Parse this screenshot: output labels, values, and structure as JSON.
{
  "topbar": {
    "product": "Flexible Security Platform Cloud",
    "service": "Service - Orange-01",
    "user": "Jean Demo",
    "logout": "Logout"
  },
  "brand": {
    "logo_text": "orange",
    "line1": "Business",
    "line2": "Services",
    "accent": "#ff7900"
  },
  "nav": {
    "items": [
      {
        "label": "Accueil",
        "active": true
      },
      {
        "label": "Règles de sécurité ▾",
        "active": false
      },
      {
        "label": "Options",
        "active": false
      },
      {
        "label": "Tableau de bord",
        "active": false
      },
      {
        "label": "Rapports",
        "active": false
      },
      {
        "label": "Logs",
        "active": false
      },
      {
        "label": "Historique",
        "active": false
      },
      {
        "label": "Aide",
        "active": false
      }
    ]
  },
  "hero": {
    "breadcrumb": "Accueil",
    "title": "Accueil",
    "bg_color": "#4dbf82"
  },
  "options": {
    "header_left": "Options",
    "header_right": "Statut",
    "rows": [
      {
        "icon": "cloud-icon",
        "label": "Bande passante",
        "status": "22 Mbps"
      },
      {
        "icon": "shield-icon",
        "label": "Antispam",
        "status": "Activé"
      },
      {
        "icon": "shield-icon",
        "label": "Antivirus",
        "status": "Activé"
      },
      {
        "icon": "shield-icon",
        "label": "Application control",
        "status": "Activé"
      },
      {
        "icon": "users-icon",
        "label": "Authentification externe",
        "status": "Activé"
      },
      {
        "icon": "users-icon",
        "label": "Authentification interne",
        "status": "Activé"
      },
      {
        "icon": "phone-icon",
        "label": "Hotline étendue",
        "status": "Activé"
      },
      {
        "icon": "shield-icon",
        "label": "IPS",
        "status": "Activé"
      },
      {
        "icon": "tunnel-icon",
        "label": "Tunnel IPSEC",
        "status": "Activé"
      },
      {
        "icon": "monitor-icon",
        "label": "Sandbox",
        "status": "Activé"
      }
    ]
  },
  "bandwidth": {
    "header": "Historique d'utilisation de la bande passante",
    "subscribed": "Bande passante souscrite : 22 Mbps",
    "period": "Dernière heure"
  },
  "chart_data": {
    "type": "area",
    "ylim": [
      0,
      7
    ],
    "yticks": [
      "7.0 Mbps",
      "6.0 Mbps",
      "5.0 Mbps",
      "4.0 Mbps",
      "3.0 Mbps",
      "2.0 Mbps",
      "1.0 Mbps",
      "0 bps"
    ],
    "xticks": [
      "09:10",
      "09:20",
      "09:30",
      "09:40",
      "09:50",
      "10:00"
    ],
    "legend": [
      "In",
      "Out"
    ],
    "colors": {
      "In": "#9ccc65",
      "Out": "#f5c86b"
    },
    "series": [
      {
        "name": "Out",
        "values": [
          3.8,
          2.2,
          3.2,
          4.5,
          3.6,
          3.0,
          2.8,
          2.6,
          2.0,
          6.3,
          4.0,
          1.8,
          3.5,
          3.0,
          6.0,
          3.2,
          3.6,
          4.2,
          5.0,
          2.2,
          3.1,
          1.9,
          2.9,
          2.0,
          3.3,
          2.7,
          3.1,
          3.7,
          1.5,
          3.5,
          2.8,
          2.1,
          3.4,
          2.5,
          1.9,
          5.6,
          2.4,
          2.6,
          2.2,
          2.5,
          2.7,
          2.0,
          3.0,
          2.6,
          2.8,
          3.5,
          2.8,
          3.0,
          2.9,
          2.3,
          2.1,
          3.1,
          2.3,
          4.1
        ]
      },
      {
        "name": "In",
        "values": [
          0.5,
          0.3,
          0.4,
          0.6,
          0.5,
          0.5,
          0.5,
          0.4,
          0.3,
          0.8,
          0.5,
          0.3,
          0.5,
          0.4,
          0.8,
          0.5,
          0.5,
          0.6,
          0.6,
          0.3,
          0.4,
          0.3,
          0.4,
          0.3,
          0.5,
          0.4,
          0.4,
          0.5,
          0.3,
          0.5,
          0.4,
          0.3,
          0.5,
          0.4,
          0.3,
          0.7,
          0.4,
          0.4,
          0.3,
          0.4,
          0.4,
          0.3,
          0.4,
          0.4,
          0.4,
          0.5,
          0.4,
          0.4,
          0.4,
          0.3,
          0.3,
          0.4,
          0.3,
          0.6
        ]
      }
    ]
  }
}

__ASSIGNED TASK__.
Please repeat the records so that each one reads exactly as it does above.

__RESPONSE AREA__.
Parse this screenshot: output labels, values, and structure as JSON.
{
  "topbar": {
    "product": "Flexible Security Platform Cloud",
    "service": "Service - Orange-01",
    "user": "Jean Demo",
    "logout": "Logout"
  },
  "brand": {
    "logo_text": "orange",
    "line1": "Business",
    "line2": "Services",
    "accent": "#ff7900"
  },
  "nav": {
    "items": [
      {
        "label": "Accueil",
        "active": true
      },
      {
        "label": "Règles de sécurité ▾",
        "active": false
      },
      {
        "label": "Options",
        "active": false
      },
      {
        "label": "Tableau de bord",
        "active": false
      },
      {
        "label": "Rapports",
        "active": false
      },
      {
        "label": "Logs",
        "active": false
      },
      {
        "label": "Historique",
        "active": false
      },
      {
        "label": "Aide",
        "active": false
      }
    ]
  },
  "hero": {
    "breadcrumb": "Accueil",
    "title": "Accueil",
    "bg_color": "#4dbf82"
  },
  "options": {
    "header_left": "Options",
    "header_right": "Statut",
    "rows": [
      {
        "icon": "cloud-icon",
        "label": "Bande passante",
        "status": "22 Mbps"
      },
      {
        "icon": "shield-icon",
        "label": "Antispam",
        "status": "Activé"
      },
      {
        "icon": "shield-icon",
        "label": "Antivirus",
        "status": "Activé"
      },
      {
        "icon": "shield-icon",
        "label": "Application control",
        "status": "Activé"
      },
      {
        "icon": "users-icon",
        "label": "Authentification externe",
        "status": "Activé"
      },
      {
        "icon": "users-icon",
        "label": "Authentification interne",
        "status": "Activé"
      },
      {
        "icon": "phone-icon",
        "label": "Hotline étendue",
        "status": "Activé"
      },
      {
        "icon": "shield-icon",
        "label": "IPS",
        "status": "Activé"
      },
      {
        "icon": "tunnel-icon",
        "label": "Tunnel IPSEC",
        "status": "Activé"
      },
      {
        "icon": "monitor-icon",
        "label": "Sandbox",
        "status": "Activé"
      }
    ]
  },
  "bandwidth": {
    "header": "Historique d'utilisation de la bande passante",
    "subscribed": "Bande passante souscrite : 22 Mbps",
    "period": "Dernière heure"
  },
  "chart_data": {
    "type": "area",
    "ylim": [
      0,
      7
    ],
    "yticks": [
      "7.0 Mbps",
      "6.0 Mbps",
      "5.0 Mbps",
      "4.0 Mbps",
      "3.0 Mbps",
      "2.0 Mbps",
      "1.0 Mbps",
      "0 bps"
    ],
    "xticks": [
      "09:10",
      "09:20",
      "09:30",
      "09:40",
      "09:50",
      "10:00"
    ],
    "legend": [
      "In",
      "Out"
    ],
    "colors": {
      "In": "#9ccc65",
      "Out": "#f5c86b"
    },
    "series": [
      {
        "name": "Out",
        "values": [
          3.8,
          2.2,
          3.2,
          4.5,
          3.6,
          3.0,
          2.8,
          2.6,
          2.0,
          6.3,
          4.0,
          1.8,
          3.5,
          3.0,
          6.0,
          3.2,
          3.6,
          4.2,
          5.0,
          2.2,
          3.1,
          1.9,
          2.9,
          2.0,
          3.3,
          2.7,
          3.1,
          3.7,
          1.5,
          3.5,
          2.8,
          2.1,
          3.4,
          2.5,
          1.9,
          5.6,
          2.4,
          2.6,
          2.2,
          2.5,
          2.7,
          2.0,
          3.0,
          2.6,
          2.8,
          3.5,
          2.8,
          3.0,
          2.9,
          2.3,
          2.1,
          3.1,
          2.3,
          4.1
        ]
      },
      {
        "name": "In",
        "values": [
          0.5,
          0.3,
          0.4,
          0.6,
          0.5,
          0.5,
          0.5,
          0.4,
          0.3,
          0.8,
          0.5,
          0.3,
          0.5,
          0.4,
          0.8,
          0.5,
          0.5,
          0.6,
          0.6,
          0.3,
          0.4,
          0.3,
          0.4,
          0.3,
          0.5,
          0.4,
          0.4,
          0.5,
          0.3,
          0.5,
          0.4,
          0.3,
          0.5,
          0.4,
          0.3,
          0.7,
          0.4,
          0.4,
          0.3,
          0.4,
          0.4,
          0.3,
          0.4,
          0.4,
          0.4,
          0.5,
          0.4,
          0.4,
          0.4,
          0.3,
          0.3,
          0.4,
          0.3,
          0.6
        ]
      }
    ]
  }
}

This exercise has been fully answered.